[Start]

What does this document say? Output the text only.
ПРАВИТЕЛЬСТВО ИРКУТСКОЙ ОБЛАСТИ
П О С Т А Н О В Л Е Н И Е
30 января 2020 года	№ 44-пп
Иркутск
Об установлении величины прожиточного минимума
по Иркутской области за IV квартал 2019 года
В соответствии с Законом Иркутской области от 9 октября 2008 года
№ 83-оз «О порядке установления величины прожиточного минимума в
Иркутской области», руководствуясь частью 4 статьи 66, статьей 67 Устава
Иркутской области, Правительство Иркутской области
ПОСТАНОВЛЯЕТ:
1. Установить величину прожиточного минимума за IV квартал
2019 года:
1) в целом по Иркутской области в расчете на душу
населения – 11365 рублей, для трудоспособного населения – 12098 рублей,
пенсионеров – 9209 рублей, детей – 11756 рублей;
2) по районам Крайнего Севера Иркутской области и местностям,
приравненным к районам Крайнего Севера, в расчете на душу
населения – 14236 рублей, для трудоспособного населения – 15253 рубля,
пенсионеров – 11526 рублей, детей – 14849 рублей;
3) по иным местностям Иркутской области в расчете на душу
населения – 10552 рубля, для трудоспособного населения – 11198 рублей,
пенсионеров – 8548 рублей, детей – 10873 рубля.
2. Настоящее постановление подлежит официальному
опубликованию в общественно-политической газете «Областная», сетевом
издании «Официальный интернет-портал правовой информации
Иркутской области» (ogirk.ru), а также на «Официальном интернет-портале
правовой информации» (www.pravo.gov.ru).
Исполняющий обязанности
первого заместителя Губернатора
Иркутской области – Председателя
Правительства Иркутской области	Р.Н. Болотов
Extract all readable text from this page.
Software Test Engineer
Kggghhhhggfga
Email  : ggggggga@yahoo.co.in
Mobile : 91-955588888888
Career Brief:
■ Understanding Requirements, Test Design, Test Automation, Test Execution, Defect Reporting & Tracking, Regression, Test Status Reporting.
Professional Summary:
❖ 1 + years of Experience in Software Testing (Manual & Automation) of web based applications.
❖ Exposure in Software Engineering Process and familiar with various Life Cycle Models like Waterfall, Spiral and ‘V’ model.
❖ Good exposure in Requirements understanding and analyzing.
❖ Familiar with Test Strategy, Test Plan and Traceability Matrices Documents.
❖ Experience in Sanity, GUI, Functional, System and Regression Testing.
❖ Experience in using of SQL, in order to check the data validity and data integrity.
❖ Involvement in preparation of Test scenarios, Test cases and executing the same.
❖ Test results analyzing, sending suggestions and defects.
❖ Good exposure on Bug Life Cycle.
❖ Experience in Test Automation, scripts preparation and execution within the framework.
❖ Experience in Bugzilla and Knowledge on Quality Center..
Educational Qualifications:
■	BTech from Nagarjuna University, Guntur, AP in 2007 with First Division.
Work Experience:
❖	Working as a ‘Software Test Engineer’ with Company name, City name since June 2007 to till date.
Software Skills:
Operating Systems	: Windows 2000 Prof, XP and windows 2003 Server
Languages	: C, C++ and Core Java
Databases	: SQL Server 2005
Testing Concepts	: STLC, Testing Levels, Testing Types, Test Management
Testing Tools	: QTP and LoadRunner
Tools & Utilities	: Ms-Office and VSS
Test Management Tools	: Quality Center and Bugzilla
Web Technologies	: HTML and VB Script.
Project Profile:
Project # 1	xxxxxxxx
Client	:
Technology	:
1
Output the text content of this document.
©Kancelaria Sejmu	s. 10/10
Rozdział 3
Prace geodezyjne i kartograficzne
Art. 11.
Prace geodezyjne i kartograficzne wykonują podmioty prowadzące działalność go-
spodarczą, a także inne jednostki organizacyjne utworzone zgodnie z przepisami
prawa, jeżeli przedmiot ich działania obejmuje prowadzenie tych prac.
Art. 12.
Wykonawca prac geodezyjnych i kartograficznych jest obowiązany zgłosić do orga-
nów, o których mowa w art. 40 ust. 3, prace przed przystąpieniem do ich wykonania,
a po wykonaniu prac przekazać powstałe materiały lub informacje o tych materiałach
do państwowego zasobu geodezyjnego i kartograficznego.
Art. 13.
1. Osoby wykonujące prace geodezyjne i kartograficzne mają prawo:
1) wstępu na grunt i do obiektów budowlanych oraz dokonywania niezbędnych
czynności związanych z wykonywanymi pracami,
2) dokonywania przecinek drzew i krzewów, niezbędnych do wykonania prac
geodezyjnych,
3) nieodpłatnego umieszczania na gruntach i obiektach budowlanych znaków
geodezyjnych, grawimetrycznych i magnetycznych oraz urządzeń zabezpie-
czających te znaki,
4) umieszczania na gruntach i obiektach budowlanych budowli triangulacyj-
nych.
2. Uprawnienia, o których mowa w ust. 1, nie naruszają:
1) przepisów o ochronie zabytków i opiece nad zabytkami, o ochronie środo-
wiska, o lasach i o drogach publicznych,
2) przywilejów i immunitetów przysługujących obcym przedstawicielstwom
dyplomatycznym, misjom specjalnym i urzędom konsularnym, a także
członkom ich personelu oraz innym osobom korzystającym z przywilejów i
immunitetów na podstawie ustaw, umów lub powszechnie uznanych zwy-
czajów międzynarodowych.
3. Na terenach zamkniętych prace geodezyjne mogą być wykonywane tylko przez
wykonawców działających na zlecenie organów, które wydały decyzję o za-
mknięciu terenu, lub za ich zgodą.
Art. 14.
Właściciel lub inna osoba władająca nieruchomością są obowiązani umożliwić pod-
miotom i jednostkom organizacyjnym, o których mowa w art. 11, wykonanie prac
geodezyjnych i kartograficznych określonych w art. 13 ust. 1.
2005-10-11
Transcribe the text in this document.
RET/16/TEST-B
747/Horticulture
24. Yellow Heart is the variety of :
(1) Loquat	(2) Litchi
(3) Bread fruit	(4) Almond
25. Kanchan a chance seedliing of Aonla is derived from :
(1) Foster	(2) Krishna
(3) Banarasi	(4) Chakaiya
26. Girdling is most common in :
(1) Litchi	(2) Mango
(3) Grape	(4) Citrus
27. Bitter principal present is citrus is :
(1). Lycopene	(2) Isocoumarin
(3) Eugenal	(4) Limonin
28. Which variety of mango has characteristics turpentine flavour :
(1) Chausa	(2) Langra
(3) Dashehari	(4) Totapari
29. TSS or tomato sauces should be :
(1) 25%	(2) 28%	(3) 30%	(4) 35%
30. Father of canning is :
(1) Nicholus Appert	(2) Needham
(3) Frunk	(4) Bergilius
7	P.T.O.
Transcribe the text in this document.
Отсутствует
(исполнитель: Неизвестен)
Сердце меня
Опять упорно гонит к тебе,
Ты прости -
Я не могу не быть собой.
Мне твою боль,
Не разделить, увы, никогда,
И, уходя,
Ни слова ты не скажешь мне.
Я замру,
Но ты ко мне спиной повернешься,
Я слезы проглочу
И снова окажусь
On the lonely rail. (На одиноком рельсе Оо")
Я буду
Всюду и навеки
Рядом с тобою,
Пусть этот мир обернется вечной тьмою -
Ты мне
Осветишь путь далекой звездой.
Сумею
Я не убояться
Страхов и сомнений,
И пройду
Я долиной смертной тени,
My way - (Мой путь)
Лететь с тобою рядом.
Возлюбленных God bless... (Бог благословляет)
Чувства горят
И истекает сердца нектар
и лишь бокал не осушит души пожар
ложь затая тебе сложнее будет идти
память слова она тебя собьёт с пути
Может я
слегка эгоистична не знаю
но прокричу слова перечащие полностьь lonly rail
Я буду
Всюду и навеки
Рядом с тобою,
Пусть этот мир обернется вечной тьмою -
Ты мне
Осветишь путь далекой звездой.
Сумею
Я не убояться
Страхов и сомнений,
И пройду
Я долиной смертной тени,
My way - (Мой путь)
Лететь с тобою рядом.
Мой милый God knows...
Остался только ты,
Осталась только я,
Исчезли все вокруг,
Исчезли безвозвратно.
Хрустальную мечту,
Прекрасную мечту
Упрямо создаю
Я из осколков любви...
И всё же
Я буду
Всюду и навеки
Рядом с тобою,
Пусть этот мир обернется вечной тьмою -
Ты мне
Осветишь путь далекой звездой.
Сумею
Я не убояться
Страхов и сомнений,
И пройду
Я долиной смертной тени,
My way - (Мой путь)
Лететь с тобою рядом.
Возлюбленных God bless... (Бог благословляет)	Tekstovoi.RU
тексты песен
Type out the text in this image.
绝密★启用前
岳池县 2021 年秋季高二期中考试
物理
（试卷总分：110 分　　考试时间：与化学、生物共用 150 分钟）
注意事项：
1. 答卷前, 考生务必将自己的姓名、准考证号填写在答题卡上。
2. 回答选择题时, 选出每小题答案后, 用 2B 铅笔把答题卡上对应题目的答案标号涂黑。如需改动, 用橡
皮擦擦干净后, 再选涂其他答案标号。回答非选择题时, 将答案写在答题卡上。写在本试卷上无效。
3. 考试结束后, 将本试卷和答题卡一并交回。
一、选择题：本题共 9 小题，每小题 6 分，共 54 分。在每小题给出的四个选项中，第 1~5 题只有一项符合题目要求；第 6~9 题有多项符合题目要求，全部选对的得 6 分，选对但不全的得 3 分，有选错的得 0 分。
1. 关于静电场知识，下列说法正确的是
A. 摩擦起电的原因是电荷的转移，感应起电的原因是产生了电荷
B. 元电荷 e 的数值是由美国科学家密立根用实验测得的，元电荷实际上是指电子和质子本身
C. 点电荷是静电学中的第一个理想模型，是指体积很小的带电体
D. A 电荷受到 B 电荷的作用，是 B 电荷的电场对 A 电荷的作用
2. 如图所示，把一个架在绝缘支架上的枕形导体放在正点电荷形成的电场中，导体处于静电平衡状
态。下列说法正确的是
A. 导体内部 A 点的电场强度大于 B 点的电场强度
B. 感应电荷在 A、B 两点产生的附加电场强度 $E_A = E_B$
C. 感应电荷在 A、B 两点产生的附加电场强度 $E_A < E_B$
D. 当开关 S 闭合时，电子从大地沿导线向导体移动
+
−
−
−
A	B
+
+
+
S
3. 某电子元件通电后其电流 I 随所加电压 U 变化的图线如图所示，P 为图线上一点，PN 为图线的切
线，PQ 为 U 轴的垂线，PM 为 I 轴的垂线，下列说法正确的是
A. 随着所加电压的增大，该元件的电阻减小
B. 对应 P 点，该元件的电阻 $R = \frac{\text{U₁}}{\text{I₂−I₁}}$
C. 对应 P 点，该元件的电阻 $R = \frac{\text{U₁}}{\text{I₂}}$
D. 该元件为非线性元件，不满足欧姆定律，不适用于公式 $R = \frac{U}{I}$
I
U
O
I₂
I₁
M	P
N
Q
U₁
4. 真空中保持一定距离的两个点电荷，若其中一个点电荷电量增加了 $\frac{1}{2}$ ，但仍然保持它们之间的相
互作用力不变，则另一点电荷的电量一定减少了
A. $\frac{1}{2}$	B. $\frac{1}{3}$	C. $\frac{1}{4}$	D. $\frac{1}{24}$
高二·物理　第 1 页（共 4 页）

[End]

» WHAT YOU SHOULD DO
Copy all lines of the listing above that contain the string "Исчезли".

» SOLUTION TO THIS TASK
Исчезли все вокруг,
Исчезли безвозвратно.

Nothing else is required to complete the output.